→ **Items**
[start]
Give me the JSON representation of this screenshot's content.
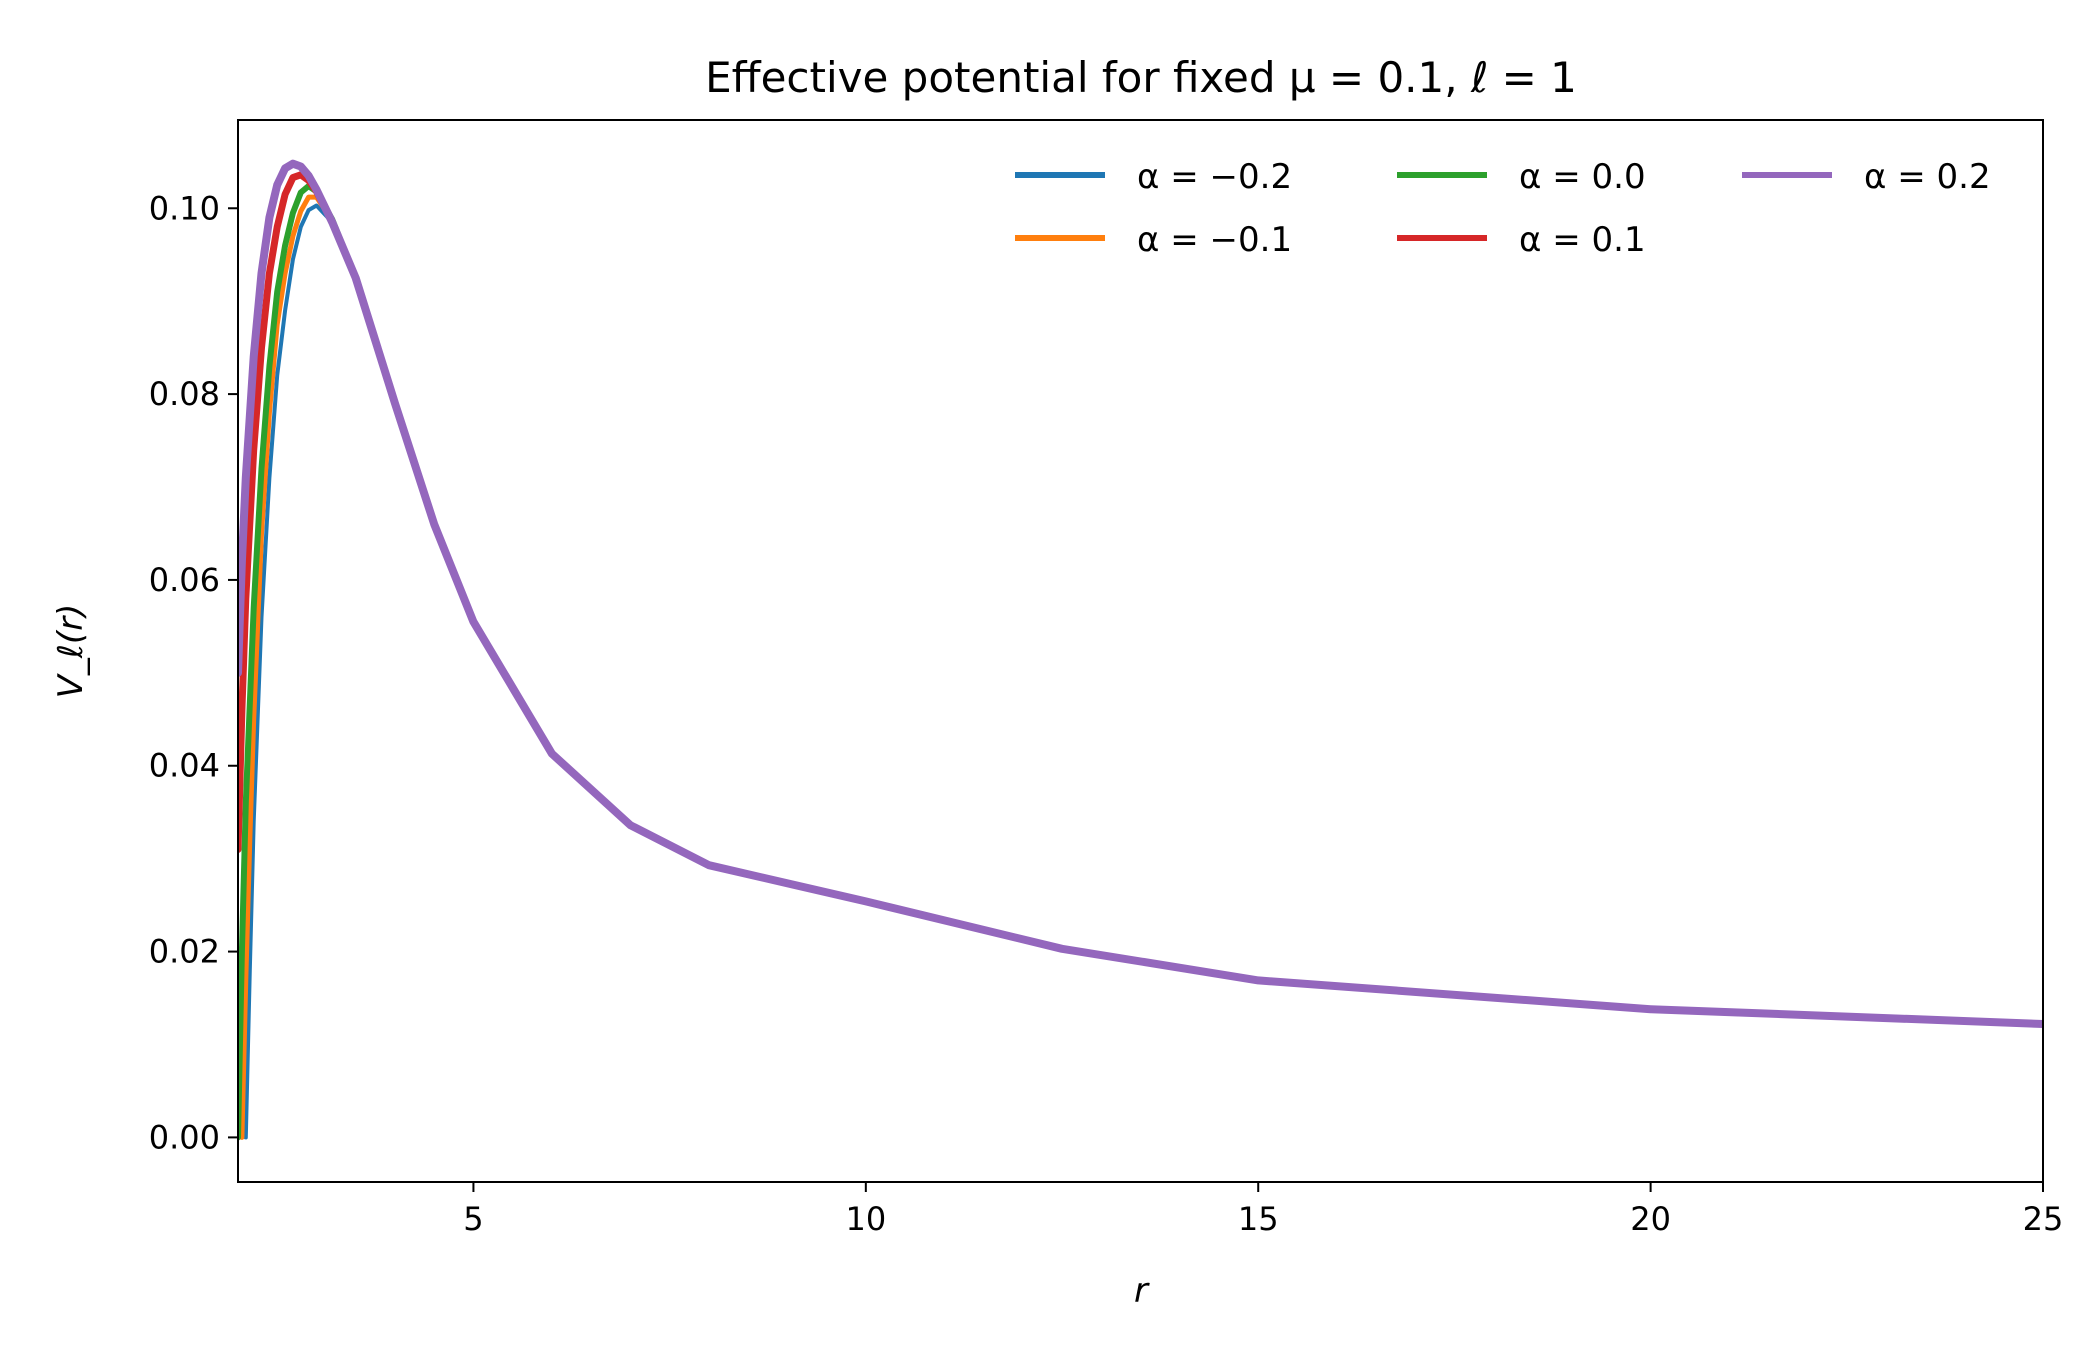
{
  "chart_data": {
    "type": "line",
    "title": "Effective potential for fixed μ = 0.1, ℓ = 1",
    "xlabel": "r",
    "ylabel": "V_ℓ(r)",
    "xlim": [
      2.0,
      25
    ],
    "ylim": [
      -0.0048,
      0.1095
    ],
    "x_ticks": [
      5,
      10,
      15,
      20,
      25
    ],
    "x_tick_labels": [
      "5",
      "10",
      "15",
      "20",
      "25"
    ],
    "y_ticks": [
      0.0,
      0.02,
      0.04,
      0.06,
      0.08,
      0.1
    ],
    "y_tick_labels": [
      "0.00",
      "0.02",
      "0.04",
      "0.06",
      "0.08",
      "0.10"
    ],
    "grid": false,
    "legend": {
      "placement": "top-right",
      "columns": 3
    },
    "series": [
      {
        "name": "α = −0.2",
        "color": "#1f77b4",
        "x": [
          2.1,
          2.15,
          2.2,
          2.3,
          2.4,
          2.5,
          2.6,
          2.7,
          2.8,
          2.9,
          3.0,
          3.2,
          3.5,
          4.0,
          4.5,
          5.0,
          6.0,
          7.0,
          8.0,
          10.0,
          12.5,
          15.0,
          20.0,
          25.0
        ],
        "y": [
          0.0,
          0.018,
          0.034,
          0.056,
          0.071,
          0.082,
          0.089,
          0.0945,
          0.098,
          0.0998,
          0.1003,
          0.0985,
          0.0925,
          0.079,
          0.066,
          0.0555,
          0.0413,
          0.0336,
          0.0293,
          0.0254,
          0.0203,
          0.0169,
          0.0138,
          0.0122
        ]
      },
      {
        "name": "α = −0.1",
        "color": "#ff7f0e",
        "x": [
          2.05,
          2.1,
          2.15,
          2.2,
          2.3,
          2.4,
          2.5,
          2.6,
          2.7,
          2.8,
          2.9,
          3.0,
          3.2,
          3.5,
          4.0,
          4.5,
          5.0,
          6.0,
          7.0,
          8.0,
          10.0,
          12.5,
          15.0,
          20.0,
          25.0
        ],
        "y": [
          0.0,
          0.017,
          0.032,
          0.045,
          0.065,
          0.078,
          0.0875,
          0.093,
          0.097,
          0.0997,
          0.1012,
          0.1012,
          0.0987,
          0.0925,
          0.079,
          0.066,
          0.0555,
          0.0413,
          0.0336,
          0.0293,
          0.0254,
          0.0203,
          0.0169,
          0.0138,
          0.0122
        ]
      },
      {
        "name": "α = 0.0",
        "color": "#2ca02c",
        "x": [
          2.0,
          2.05,
          2.1,
          2.2,
          2.3,
          2.4,
          2.5,
          2.6,
          2.7,
          2.8,
          2.9,
          3.0,
          3.2,
          3.5,
          4.0,
          4.5,
          5.0,
          6.0,
          7.0,
          8.0,
          10.0,
          12.5,
          15.0,
          20.0,
          25.0
        ],
        "y": [
          0.0,
          0.02,
          0.036,
          0.057,
          0.072,
          0.083,
          0.091,
          0.096,
          0.0995,
          0.1017,
          0.1024,
          0.1018,
          0.0988,
          0.0925,
          0.079,
          0.066,
          0.0555,
          0.0413,
          0.0336,
          0.0293,
          0.0254,
          0.0203,
          0.0169,
          0.0138,
          0.0122
        ]
      },
      {
        "name": "α = 0.1",
        "color": "#d62728",
        "x": [
          2.0,
          2.05,
          2.1,
          2.2,
          2.3,
          2.4,
          2.5,
          2.6,
          2.7,
          2.8,
          2.9,
          3.0,
          3.2,
          3.5,
          4.0,
          4.5,
          5.0,
          6.0,
          7.0,
          8.0,
          10.0,
          12.5,
          15.0,
          20.0,
          25.0
        ],
        "y": [
          0.031,
          0.046,
          0.058,
          0.074,
          0.085,
          0.093,
          0.098,
          0.1015,
          0.1033,
          0.1036,
          0.103,
          0.1018,
          0.0985,
          0.0925,
          0.079,
          0.066,
          0.0555,
          0.0413,
          0.0336,
          0.0293,
          0.0254,
          0.0203,
          0.0169,
          0.0138,
          0.0122
        ]
      },
      {
        "name": "α = 0.2",
        "color": "#9467bd",
        "x": [
          2.0,
          2.05,
          2.1,
          2.2,
          2.3,
          2.4,
          2.5,
          2.6,
          2.7,
          2.8,
          2.9,
          3.0,
          3.2,
          3.5,
          4.0,
          4.5,
          5.0,
          6.0,
          7.0,
          8.0,
          10.0,
          12.5,
          15.0,
          20.0,
          25.0
        ],
        "y": [
          0.05,
          0.062,
          0.071,
          0.084,
          0.093,
          0.099,
          0.1025,
          0.1043,
          0.1048,
          0.1045,
          0.1035,
          0.102,
          0.0985,
          0.0925,
          0.079,
          0.066,
          0.0555,
          0.0413,
          0.0336,
          0.0293,
          0.0254,
          0.0203,
          0.0169,
          0.0138,
          0.0122
        ]
      }
    ]
  }
}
[end]
→ **Required task**
Restate each of the entries above word for word and skip every image.

→ **Task response**
Give me the JSON representation of this screenshot's content.
{
  "chart_data": {
    "type": "line",
    "title": "Effective potential for fixed μ = 0.1, ℓ = 1",
    "xlabel": "r",
    "ylabel": "V_ℓ(r)",
    "xlim": [
      2.0,
      25
    ],
    "ylim": [
      -0.0048,
      0.1095
    ],
    "x_ticks": [
      5,
      10,
      15,
      20,
      25
    ],
    "x_tick_labels": [
      "5",
      "10",
      "15",
      "20",
      "25"
    ],
    "y_ticks": [
      0.0,
      0.02,
      0.04,
      0.06,
      0.08,
      0.1
    ],
    "y_tick_labels": [
      "0.00",
      "0.02",
      "0.04",
      "0.06",
      "0.08",
      "0.10"
    ],
    "grid": false,
    "legend": {
      "placement": "top-right",
      "columns": 3
    },
    "series": [
      {
        "name": "α = −0.2",
        "color": "#1f77b4",
        "x": [
          2.1,
          2.15,
          2.2,
          2.3,
          2.4,
          2.5,
          2.6,
          2.7,
          2.8,
          2.9,
          3.0,
          3.2,
          3.5,
          4.0,
          4.5,
          5.0,
          6.0,
          7.0,
          8.0,
          10.0,
          12.5,
          15.0,
          20.0,
          25.0
        ],
        "y": [
          0.0,
          0.018,
          0.034,
          0.056,
          0.071,
          0.082,
          0.089,
          0.0945,
          0.098,
          0.0998,
          0.1003,
          0.0985,
          0.0925,
          0.079,
          0.066,
          0.0555,
          0.0413,
          0.0336,
          0.0293,
          0.0254,
          0.0203,
          0.0169,
          0.0138,
          0.0122
        ]
      },
      {
        "name": "α = −0.1",
        "color": "#ff7f0e",
        "x": [
          2.05,
          2.1,
          2.15,
          2.2,
          2.3,
          2.4,
          2.5,
          2.6,
          2.7,
          2.8,
          2.9,
          3.0,
          3.2,
          3.5,
          4.0,
          4.5,
          5.0,
          6.0,
          7.0,
          8.0,
          10.0,
          12.5,
          15.0,
          20.0,
          25.0
        ],
        "y": [
          0.0,
          0.017,
          0.032,
          0.045,
          0.065,
          0.078,
          0.0875,
          0.093,
          0.097,
          0.0997,
          0.1012,
          0.1012,
          0.0987,
          0.0925,
          0.079,
          0.066,
          0.0555,
          0.0413,
          0.0336,
          0.0293,
          0.0254,
          0.0203,
          0.0169,
          0.0138,
          0.0122
        ]
      },
      {
        "name": "α = 0.0",
        "color": "#2ca02c",
        "x": [
          2.0,
          2.05,
          2.1,
          2.2,
          2.3,
          2.4,
          2.5,
          2.6,
          2.7,
          2.8,
          2.9,
          3.0,
          3.2,
          3.5,
          4.0,
          4.5,
          5.0,
          6.0,
          7.0,
          8.0,
          10.0,
          12.5,
          15.0,
          20.0,
          25.0
        ],
        "y": [
          0.0,
          0.02,
          0.036,
          0.057,
          0.072,
          0.083,
          0.091,
          0.096,
          0.0995,
          0.1017,
          0.1024,
          0.1018,
          0.0988,
          0.0925,
          0.079,
          0.066,
          0.0555,
          0.0413,
          0.0336,
          0.0293,
          0.0254,
          0.0203,
          0.0169,
          0.0138,
          0.0122
        ]
      },
      {
        "name": "α = 0.1",
        "color": "#d62728",
        "x": [
          2.0,
          2.05,
          2.1,
          2.2,
          2.3,
          2.4,
          2.5,
          2.6,
          2.7,
          2.8,
          2.9,
          3.0,
          3.2,
          3.5,
          4.0,
          4.5,
          5.0,
          6.0,
          7.0,
          8.0,
          10.0,
          12.5,
          15.0,
          20.0,
          25.0
        ],
        "y": [
          0.031,
          0.046,
          0.058,
          0.074,
          0.085,
          0.093,
          0.098,
          0.1015,
          0.1033,
          0.1036,
          0.103,
          0.1018,
          0.0985,
          0.0925,
          0.079,
          0.066,
          0.0555,
          0.0413,
          0.0336,
          0.0293,
          0.0254,
          0.0203,
          0.0169,
          0.0138,
          0.0122
        ]
      },
      {
        "name": "α = 0.2",
        "color": "#9467bd",
        "x": [
          2.0,
          2.05,
          2.1,
          2.2,
          2.3,
          2.4,
          2.5,
          2.6,
          2.7,
          2.8,
          2.9,
          3.0,
          3.2,
          3.5,
          4.0,
          4.5,
          5.0,
          6.0,
          7.0,
          8.0,
          10.0,
          12.5,
          15.0,
          20.0,
          25.0
        ],
        "y": [
          0.05,
          0.062,
          0.071,
          0.084,
          0.093,
          0.099,
          0.1025,
          0.1043,
          0.1048,
          0.1045,
          0.1035,
          0.102,
          0.0985,
          0.0925,
          0.079,
          0.066,
          0.0555,
          0.0413,
          0.0336,
          0.0293,
          0.0254,
          0.0203,
          0.0169,
          0.0138,
          0.0122
        ]
      }
    ]
  }
}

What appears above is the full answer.